### Task prompt
Wherever a line holds the string "Trial", copy that line.

━━━━━ Given data

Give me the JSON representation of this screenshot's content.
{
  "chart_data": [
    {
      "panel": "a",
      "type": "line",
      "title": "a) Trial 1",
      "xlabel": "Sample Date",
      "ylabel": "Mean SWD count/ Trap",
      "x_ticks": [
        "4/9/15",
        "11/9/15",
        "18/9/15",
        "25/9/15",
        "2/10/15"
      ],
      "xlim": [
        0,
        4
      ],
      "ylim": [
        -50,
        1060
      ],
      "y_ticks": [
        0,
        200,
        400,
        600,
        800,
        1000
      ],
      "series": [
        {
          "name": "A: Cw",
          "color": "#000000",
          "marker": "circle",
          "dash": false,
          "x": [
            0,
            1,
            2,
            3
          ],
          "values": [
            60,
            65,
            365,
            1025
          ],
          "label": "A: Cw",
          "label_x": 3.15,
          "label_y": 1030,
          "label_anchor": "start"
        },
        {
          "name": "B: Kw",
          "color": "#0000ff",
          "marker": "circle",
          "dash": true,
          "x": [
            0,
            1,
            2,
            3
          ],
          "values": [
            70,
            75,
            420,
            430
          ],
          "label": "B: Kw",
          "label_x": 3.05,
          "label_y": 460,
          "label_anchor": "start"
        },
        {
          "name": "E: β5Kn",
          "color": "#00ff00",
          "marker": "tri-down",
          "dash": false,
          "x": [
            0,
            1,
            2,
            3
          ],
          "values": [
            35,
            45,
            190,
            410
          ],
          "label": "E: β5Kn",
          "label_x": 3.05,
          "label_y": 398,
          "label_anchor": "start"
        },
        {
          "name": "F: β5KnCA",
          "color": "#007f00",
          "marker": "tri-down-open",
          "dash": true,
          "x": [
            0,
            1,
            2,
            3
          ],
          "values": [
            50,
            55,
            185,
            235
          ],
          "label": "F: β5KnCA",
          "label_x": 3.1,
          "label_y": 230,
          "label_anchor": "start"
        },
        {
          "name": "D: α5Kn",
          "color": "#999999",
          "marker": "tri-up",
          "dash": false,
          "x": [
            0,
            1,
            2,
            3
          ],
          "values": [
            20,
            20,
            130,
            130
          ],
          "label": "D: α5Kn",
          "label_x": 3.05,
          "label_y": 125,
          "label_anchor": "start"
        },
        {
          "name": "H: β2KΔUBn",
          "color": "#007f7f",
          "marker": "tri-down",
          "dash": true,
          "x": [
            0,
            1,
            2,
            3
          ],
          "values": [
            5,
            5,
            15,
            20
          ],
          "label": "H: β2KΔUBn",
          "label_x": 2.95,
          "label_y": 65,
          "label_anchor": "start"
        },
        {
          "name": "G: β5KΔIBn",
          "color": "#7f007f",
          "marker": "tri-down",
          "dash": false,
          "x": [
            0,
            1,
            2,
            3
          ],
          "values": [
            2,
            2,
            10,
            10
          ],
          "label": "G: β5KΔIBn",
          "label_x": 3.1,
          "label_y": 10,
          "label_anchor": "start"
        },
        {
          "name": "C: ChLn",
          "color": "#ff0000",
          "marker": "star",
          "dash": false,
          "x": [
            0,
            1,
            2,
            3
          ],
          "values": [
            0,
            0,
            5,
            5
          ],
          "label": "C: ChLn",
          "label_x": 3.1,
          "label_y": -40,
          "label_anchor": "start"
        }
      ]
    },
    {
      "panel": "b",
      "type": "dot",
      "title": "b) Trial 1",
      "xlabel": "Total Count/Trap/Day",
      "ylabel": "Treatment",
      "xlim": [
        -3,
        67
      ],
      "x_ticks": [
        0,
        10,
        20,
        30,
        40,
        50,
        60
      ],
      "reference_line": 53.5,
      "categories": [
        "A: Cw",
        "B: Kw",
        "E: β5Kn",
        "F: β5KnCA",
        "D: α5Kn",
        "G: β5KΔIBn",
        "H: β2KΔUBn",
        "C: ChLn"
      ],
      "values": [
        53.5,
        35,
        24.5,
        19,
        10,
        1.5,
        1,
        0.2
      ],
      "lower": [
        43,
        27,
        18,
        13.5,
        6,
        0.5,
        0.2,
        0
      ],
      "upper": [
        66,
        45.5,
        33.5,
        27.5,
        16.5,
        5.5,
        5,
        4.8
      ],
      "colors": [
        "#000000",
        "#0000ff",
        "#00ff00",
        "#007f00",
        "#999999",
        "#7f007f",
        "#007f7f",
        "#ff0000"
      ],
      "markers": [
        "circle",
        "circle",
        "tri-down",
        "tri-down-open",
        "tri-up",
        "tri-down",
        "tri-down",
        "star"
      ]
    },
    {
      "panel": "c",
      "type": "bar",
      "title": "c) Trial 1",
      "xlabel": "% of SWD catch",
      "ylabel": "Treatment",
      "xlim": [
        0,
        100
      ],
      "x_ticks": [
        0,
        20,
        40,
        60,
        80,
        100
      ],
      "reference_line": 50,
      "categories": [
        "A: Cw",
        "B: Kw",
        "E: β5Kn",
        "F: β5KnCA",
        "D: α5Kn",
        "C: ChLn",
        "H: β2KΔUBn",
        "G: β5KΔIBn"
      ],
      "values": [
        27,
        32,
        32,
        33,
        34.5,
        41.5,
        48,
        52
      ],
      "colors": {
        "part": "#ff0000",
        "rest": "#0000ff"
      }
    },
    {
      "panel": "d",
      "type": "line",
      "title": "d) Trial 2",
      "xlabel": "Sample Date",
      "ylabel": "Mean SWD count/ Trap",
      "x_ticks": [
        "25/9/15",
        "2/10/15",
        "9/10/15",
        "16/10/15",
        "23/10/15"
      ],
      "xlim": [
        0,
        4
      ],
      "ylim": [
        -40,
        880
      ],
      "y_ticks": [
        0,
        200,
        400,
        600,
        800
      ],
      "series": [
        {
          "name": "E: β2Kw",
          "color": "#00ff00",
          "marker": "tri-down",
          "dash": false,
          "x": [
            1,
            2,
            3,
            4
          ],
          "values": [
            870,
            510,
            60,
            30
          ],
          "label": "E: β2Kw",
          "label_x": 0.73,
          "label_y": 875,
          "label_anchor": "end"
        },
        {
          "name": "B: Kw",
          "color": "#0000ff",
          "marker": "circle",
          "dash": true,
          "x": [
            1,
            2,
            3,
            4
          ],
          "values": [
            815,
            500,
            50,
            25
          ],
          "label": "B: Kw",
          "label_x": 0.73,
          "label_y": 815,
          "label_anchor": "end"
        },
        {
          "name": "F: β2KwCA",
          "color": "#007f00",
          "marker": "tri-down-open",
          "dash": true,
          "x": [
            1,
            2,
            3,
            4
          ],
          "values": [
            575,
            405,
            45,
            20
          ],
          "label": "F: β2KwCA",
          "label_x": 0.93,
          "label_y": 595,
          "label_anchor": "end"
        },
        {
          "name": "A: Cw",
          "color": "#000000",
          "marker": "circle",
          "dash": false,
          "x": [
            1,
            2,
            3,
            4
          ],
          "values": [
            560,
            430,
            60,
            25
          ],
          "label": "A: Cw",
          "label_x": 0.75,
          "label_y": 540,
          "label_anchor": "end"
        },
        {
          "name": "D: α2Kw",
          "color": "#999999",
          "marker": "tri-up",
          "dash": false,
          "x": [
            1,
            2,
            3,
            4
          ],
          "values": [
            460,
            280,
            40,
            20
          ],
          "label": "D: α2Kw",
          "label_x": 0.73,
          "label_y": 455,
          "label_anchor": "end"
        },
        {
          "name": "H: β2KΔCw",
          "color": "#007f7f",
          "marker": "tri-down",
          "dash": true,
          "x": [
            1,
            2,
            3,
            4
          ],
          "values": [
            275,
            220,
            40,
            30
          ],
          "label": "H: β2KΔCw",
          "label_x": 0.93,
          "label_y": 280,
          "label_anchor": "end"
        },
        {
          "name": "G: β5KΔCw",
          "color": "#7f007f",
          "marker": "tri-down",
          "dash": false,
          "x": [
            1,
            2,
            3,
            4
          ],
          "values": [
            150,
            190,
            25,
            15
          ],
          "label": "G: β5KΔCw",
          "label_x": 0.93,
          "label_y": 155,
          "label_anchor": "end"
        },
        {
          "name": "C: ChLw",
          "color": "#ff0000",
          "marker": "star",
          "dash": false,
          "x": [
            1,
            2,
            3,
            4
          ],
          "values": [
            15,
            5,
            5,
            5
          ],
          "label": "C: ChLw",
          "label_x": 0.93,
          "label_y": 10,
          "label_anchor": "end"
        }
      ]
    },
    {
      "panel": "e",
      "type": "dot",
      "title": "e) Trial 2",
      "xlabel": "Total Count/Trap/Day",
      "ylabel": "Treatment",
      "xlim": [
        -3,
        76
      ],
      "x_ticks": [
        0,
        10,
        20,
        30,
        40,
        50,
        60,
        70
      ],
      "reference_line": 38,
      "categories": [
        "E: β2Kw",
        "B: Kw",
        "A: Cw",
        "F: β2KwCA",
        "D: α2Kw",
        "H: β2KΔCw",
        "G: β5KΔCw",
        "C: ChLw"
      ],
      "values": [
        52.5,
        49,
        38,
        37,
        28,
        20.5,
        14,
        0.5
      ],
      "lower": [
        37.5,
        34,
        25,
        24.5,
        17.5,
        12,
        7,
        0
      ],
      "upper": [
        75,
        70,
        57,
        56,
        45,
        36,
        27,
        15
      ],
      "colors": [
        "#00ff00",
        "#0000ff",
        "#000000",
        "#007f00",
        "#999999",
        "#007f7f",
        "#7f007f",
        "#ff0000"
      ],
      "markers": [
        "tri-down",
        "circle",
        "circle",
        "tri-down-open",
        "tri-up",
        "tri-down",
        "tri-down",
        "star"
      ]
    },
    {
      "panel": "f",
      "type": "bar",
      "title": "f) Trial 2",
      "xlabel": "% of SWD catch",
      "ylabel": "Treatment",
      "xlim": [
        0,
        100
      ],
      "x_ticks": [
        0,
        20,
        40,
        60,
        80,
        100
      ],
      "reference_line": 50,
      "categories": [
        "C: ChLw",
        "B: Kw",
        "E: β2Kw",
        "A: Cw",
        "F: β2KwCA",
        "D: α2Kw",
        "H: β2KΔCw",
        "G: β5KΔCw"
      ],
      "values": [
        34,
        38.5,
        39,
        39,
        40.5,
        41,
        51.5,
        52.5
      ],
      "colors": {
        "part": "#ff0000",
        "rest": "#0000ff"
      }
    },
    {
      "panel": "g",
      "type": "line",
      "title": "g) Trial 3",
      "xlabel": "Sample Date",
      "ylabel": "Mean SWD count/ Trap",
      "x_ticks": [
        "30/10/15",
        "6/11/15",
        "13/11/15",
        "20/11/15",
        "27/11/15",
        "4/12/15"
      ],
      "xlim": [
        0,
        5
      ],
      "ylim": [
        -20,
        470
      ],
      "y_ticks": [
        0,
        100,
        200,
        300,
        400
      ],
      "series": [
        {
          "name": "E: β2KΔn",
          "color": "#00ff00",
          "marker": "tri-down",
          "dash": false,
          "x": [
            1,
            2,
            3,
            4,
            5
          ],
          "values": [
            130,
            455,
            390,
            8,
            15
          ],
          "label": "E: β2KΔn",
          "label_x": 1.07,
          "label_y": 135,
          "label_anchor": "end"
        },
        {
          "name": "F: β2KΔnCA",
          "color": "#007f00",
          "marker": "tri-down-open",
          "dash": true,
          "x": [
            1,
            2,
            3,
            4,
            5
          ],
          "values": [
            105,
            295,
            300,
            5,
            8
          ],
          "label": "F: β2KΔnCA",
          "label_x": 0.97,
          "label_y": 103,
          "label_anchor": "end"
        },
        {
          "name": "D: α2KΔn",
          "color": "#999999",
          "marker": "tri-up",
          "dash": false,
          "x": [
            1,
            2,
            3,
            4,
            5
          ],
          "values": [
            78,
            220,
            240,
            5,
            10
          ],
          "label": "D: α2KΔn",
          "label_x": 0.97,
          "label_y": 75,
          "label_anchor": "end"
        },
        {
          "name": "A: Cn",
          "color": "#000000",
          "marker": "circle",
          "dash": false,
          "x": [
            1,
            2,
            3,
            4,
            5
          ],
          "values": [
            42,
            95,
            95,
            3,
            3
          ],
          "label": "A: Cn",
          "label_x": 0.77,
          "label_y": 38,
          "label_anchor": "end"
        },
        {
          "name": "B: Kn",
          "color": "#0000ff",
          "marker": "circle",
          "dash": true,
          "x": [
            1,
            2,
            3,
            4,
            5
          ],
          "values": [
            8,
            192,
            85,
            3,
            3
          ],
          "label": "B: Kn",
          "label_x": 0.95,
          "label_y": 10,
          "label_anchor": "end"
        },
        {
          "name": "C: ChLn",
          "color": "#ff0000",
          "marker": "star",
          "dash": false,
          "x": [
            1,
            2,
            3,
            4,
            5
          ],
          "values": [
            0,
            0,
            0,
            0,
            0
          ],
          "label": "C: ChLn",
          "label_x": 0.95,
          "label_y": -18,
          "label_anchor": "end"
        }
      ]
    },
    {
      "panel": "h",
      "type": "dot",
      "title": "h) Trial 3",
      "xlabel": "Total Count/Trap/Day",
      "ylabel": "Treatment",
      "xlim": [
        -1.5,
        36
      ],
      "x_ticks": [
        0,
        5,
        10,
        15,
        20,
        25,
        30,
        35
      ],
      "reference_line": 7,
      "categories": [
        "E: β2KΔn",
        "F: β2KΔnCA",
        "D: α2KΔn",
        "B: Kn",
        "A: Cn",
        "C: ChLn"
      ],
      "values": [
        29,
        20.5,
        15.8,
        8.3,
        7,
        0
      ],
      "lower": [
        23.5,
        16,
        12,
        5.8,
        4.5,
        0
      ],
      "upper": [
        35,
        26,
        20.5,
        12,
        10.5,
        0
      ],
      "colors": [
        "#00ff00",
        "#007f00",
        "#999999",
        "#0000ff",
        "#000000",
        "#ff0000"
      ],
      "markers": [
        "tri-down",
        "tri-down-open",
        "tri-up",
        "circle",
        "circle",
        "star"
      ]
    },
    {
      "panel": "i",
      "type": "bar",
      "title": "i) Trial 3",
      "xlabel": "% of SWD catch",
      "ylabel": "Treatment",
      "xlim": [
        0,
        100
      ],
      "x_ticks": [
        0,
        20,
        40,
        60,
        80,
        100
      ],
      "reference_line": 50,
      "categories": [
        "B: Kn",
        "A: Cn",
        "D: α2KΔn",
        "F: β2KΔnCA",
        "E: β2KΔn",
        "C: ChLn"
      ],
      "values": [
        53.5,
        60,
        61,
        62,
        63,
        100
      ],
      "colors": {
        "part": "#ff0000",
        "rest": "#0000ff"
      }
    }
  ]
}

━━━━━━━━━━

### Expected answer
      "title": "a) Trial 1",
      "title": "b) Trial 1",
      "title": "c) Trial 1",
      "title": "d) Trial 2",
      "title": "e) Trial 2",
      "title": "f) Trial 2",
      "title": "g) Trial 3",
      "title": "h) Trial 3",
      "title": "i) Trial 3",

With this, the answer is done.